* **INSTRUCTIONS FOR THE TASK**: Go through the data below and gather each line containing "panel".

'''

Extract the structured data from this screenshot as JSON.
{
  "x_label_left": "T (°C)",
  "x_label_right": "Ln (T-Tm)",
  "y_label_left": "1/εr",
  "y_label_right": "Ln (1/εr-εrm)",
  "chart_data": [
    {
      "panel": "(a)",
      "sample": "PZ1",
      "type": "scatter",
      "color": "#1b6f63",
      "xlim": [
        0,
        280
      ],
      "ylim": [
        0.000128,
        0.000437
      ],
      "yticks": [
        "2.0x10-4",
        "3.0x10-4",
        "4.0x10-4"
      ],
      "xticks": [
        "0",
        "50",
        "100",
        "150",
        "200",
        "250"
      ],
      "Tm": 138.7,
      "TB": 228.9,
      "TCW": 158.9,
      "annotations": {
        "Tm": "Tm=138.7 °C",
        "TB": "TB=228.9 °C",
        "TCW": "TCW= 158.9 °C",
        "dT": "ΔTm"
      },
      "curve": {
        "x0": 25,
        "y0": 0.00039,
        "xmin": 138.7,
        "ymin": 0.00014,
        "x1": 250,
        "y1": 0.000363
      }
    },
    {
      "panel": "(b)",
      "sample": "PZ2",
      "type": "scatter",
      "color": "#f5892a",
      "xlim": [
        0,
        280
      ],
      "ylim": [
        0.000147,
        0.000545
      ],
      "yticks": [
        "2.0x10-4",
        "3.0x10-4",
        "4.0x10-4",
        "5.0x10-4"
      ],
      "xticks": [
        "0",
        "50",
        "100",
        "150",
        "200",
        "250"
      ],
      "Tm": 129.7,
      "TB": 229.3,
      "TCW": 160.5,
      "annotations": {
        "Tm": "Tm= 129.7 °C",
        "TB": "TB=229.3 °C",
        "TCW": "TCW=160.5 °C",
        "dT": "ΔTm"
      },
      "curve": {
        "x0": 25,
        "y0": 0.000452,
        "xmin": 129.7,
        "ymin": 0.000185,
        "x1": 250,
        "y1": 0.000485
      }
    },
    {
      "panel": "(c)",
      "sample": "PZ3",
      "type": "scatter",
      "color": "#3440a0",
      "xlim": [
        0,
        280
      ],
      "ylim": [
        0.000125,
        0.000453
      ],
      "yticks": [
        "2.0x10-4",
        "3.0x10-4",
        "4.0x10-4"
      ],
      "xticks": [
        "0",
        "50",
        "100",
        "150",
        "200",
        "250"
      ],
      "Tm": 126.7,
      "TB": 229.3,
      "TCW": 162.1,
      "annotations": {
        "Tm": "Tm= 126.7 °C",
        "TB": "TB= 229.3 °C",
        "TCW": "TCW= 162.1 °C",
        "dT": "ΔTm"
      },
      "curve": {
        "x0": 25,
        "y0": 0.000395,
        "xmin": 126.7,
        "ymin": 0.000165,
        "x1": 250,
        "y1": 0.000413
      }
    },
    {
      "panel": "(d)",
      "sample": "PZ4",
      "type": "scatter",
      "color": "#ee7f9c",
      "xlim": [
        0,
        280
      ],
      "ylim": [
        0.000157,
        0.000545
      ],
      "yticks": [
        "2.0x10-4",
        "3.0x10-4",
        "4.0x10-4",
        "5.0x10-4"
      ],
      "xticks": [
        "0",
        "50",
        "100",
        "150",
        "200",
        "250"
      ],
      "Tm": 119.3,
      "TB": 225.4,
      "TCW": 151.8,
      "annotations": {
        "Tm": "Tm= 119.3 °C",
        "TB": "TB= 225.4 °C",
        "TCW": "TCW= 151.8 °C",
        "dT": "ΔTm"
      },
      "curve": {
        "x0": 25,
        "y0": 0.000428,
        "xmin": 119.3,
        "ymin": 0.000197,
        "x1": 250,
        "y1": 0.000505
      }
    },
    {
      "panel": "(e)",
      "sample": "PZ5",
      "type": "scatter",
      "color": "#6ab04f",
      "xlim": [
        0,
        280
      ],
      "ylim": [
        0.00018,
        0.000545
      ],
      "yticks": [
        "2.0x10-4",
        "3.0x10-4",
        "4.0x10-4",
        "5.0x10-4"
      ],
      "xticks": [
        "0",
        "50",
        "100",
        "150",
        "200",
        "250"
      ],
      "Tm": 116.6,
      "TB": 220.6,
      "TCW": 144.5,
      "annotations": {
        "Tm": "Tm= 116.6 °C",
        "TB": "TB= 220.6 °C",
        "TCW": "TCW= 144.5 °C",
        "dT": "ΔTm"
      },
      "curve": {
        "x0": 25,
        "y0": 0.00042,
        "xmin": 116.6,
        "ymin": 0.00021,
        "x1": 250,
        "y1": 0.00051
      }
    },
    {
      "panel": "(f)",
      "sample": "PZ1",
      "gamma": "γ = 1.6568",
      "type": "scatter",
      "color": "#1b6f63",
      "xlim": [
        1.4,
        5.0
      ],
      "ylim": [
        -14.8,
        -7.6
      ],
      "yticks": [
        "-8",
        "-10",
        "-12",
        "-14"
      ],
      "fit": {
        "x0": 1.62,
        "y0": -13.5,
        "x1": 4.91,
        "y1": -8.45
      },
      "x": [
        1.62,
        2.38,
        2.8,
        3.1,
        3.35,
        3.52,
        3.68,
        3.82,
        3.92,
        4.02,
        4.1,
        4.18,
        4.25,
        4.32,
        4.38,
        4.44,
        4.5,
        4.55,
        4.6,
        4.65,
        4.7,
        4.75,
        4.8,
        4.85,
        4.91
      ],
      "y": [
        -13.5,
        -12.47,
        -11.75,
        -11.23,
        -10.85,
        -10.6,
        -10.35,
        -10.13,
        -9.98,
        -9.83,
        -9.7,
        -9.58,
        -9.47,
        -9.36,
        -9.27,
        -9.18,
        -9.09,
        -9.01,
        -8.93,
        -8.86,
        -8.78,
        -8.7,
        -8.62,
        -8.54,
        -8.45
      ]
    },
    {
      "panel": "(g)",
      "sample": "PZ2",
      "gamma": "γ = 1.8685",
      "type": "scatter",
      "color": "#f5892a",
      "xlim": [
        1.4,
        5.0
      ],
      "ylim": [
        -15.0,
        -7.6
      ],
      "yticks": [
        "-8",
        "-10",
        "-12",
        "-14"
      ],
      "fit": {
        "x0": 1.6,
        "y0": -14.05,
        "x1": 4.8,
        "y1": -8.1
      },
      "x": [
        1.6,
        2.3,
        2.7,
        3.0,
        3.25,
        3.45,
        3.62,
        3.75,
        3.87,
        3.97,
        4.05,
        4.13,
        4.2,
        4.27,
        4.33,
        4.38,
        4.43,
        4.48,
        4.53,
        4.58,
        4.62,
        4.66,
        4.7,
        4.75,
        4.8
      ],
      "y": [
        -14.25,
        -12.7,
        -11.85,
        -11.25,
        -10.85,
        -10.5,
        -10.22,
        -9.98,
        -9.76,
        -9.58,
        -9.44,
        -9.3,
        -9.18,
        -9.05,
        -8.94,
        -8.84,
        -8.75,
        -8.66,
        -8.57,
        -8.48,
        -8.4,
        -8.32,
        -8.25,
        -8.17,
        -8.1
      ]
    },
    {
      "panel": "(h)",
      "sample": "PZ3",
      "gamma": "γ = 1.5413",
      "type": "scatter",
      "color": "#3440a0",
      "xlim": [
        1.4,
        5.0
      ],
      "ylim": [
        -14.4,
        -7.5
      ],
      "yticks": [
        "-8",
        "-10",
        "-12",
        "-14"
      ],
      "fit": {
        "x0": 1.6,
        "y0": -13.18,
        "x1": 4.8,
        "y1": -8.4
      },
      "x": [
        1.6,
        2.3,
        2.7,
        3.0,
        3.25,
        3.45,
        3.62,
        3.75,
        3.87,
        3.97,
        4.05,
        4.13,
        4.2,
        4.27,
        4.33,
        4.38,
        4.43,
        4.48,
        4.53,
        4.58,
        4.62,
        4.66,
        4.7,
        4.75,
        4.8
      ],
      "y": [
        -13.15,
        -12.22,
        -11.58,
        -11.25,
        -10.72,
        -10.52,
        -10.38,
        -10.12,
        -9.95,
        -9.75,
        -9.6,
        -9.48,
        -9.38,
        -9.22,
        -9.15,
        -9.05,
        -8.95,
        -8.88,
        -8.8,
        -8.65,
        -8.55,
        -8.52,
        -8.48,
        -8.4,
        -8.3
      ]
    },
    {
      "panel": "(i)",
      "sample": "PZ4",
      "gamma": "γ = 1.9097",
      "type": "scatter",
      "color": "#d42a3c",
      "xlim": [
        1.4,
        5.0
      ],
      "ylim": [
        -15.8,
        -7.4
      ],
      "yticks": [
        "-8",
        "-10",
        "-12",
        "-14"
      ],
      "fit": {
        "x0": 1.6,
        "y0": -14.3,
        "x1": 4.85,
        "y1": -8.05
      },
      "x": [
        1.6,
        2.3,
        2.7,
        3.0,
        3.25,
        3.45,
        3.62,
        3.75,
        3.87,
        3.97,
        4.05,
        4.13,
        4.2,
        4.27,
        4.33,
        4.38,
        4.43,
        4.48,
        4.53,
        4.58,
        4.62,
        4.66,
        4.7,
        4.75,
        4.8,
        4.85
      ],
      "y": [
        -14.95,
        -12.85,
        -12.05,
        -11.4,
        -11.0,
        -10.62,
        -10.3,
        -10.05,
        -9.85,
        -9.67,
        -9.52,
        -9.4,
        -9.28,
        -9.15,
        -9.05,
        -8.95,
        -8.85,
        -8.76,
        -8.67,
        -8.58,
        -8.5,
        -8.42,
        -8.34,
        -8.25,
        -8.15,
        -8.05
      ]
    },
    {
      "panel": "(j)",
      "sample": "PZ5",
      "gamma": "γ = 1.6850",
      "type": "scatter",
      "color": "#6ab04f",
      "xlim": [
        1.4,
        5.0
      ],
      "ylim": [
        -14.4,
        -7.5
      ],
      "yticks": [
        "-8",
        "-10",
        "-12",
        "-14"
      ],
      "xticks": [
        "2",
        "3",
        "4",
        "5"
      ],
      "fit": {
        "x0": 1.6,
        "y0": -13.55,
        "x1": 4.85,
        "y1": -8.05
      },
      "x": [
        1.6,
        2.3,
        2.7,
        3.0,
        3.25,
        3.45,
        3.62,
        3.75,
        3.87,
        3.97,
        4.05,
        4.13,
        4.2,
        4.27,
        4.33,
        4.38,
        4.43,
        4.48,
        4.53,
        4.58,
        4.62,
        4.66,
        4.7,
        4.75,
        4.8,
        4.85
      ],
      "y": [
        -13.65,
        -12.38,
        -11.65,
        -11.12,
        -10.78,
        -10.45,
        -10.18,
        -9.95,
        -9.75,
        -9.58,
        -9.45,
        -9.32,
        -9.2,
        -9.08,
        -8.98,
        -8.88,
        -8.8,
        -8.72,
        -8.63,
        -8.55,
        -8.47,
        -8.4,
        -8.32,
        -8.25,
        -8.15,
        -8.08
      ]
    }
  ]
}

'''

* **TASK RESPONSE**:
      "panel": "(a)",
      "panel": "(b)",
      "panel": "(c)",
      "panel": "(d)",
      "panel": "(e)",
      "panel": "(f)",
      "panel": "(g)",
      "panel": "(h)",
      "panel": "(i)",
      "panel": "(j)",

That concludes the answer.